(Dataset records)
>>>
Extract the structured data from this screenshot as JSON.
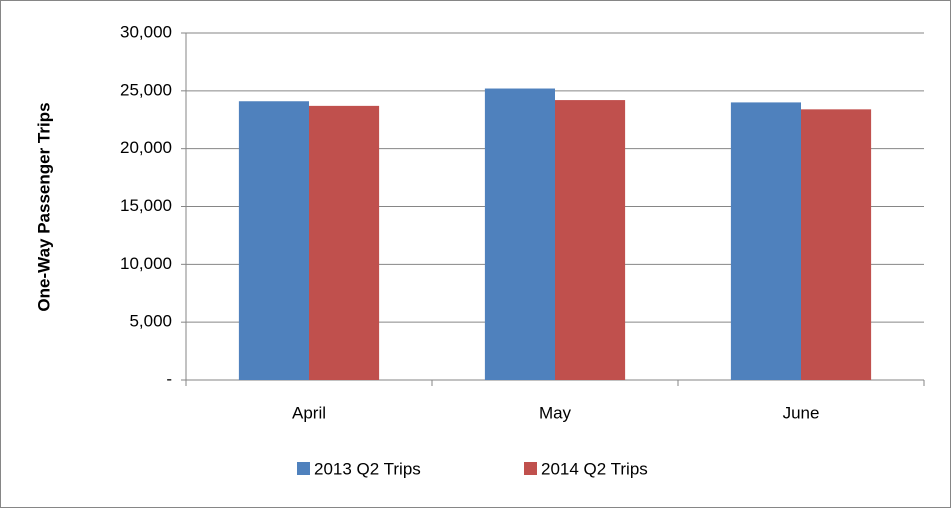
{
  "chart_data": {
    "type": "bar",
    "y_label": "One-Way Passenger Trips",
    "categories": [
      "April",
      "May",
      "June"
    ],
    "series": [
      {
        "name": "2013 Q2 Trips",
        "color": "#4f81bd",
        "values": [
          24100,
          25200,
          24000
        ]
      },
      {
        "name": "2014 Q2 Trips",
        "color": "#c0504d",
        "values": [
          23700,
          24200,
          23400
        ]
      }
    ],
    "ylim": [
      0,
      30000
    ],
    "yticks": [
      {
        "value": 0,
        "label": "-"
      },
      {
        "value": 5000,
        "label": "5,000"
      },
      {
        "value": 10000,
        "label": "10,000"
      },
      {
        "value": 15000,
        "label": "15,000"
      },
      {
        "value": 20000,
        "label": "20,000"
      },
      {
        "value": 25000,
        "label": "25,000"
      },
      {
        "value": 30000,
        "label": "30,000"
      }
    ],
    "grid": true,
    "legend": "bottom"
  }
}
<<<
Reproduce each line exactly, please, except for any pictures.

Extract the structured data from this screenshot as JSON.
{
  "chart_data": {
    "type": "bar",
    "y_label": "One-Way Passenger Trips",
    "categories": [
      "April",
      "May",
      "June"
    ],
    "series": [
      {
        "name": "2013 Q2 Trips",
        "color": "#4f81bd",
        "values": [
          24100,
          25200,
          24000
        ]
      },
      {
        "name": "2014 Q2 Trips",
        "color": "#c0504d",
        "values": [
          23700,
          24200,
          23400
        ]
      }
    ],
    "ylim": [
      0,
      30000
    ],
    "yticks": [
      {
        "value": 0,
        "label": "-"
      },
      {
        "value": 5000,
        "label": "5,000"
      },
      {
        "value": 10000,
        "label": "10,000"
      },
      {
        "value": 15000,
        "label": "15,000"
      },
      {
        "value": 20000,
        "label": "20,000"
      },
      {
        "value": 25000,
        "label": "25,000"
      },
      {
        "value": 30000,
        "label": "30,000"
      }
    ],
    "grid": true,
    "legend": "bottom"
  }
}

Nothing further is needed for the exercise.